STATED PROBLEM =
Tally how many lines hold the string "ergo". Your reply should be that number alone.

GIVEN DATA =
★ ★ ★

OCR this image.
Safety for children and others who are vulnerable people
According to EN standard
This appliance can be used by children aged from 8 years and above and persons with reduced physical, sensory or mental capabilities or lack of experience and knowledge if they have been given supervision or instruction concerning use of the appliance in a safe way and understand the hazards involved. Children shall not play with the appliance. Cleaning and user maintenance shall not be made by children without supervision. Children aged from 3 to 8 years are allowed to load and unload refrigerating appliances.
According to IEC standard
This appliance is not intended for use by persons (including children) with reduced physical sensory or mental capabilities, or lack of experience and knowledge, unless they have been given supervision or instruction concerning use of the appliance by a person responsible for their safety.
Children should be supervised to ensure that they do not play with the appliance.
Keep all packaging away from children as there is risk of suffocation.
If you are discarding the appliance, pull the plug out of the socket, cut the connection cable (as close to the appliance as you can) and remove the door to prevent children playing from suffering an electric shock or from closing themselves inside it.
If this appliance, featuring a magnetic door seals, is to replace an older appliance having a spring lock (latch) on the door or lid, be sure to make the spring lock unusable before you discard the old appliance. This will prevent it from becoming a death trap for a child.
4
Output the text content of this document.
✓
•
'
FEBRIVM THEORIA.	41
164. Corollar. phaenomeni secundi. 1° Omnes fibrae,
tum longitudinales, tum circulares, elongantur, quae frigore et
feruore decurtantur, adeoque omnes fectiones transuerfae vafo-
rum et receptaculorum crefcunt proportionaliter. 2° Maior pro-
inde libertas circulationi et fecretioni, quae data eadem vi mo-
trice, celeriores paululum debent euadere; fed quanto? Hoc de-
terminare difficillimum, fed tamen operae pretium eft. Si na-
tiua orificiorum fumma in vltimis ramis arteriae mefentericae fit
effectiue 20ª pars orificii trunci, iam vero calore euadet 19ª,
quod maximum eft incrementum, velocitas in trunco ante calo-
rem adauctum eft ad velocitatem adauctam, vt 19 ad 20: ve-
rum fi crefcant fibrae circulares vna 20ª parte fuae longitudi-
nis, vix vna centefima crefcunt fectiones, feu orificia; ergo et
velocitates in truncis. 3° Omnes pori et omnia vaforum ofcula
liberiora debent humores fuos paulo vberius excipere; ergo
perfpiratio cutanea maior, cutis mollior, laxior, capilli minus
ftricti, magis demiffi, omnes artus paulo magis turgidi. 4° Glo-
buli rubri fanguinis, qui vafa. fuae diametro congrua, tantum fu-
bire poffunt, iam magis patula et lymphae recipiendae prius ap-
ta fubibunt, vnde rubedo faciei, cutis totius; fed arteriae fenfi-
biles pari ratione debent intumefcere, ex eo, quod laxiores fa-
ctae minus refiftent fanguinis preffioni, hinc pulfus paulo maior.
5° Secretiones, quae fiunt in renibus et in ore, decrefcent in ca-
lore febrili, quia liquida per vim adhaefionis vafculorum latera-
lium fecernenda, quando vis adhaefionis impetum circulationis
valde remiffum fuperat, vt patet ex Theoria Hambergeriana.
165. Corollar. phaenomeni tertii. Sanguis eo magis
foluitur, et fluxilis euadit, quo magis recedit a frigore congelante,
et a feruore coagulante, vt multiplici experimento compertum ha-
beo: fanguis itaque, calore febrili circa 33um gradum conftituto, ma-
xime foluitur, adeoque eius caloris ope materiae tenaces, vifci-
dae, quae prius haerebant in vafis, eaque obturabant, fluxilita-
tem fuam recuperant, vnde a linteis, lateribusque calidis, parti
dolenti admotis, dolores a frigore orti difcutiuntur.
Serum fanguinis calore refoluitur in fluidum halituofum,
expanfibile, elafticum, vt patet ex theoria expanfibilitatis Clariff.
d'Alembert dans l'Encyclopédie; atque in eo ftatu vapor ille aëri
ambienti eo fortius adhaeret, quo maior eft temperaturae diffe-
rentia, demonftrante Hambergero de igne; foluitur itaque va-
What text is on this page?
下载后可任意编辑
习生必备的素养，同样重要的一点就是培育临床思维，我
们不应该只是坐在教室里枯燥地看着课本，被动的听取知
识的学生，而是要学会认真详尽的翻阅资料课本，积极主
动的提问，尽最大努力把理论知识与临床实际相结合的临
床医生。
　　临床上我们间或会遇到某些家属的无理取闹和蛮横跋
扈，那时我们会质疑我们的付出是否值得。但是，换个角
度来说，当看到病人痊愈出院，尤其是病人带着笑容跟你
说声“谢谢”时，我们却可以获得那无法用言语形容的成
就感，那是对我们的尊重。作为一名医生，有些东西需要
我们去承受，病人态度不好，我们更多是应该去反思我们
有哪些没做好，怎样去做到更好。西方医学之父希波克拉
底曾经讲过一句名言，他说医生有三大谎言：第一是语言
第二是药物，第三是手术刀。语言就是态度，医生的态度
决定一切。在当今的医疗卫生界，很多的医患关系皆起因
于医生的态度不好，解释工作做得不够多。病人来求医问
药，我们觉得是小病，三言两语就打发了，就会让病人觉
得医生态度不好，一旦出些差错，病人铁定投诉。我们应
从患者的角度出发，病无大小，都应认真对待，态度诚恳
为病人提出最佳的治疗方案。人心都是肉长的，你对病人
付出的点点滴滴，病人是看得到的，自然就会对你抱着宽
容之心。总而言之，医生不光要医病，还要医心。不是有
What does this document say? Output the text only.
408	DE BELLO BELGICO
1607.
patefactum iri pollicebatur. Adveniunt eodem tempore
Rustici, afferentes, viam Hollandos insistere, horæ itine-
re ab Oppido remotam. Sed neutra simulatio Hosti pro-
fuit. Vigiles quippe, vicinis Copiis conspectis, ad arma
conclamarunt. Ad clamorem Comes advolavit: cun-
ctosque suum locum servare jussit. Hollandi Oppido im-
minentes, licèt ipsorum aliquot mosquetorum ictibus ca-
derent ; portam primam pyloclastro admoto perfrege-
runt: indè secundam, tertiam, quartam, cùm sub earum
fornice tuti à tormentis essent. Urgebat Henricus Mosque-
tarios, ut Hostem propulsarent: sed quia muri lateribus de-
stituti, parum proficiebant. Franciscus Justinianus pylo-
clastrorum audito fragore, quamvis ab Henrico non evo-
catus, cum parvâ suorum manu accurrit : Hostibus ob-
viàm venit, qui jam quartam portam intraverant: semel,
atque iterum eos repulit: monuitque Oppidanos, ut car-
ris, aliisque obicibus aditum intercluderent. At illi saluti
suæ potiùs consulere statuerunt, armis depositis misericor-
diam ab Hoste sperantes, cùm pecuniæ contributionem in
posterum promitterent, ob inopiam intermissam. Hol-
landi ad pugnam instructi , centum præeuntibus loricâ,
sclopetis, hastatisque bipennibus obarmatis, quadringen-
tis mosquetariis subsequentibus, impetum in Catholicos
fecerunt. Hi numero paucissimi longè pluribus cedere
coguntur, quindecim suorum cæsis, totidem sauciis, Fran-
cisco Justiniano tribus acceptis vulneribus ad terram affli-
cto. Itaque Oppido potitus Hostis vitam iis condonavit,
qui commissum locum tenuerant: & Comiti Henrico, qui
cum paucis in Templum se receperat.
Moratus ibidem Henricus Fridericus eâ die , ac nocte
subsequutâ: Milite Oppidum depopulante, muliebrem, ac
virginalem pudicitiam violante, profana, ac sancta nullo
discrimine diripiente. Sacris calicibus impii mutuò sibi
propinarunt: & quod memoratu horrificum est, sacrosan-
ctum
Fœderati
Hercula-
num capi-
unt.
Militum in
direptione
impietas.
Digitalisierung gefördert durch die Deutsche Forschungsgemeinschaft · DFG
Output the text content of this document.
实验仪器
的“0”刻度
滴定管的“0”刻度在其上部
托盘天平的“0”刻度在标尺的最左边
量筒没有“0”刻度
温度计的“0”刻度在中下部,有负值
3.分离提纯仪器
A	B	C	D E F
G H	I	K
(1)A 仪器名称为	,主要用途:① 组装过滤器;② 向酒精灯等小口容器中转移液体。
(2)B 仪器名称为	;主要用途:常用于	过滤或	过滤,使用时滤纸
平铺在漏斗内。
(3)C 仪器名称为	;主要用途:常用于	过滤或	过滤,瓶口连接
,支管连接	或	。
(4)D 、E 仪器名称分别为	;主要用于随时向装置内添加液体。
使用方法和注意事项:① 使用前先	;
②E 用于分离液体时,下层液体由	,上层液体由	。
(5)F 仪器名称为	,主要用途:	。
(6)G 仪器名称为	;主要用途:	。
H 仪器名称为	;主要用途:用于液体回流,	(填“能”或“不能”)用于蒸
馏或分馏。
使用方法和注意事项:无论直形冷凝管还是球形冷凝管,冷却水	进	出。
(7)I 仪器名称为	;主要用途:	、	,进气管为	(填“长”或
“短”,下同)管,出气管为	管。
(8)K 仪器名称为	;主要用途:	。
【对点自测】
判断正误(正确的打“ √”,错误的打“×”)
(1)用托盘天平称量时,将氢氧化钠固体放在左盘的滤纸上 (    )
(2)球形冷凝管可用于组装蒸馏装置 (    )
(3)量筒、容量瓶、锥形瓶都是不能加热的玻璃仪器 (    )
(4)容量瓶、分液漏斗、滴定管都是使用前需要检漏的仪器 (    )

★ ★ ★

SOLUTION =
2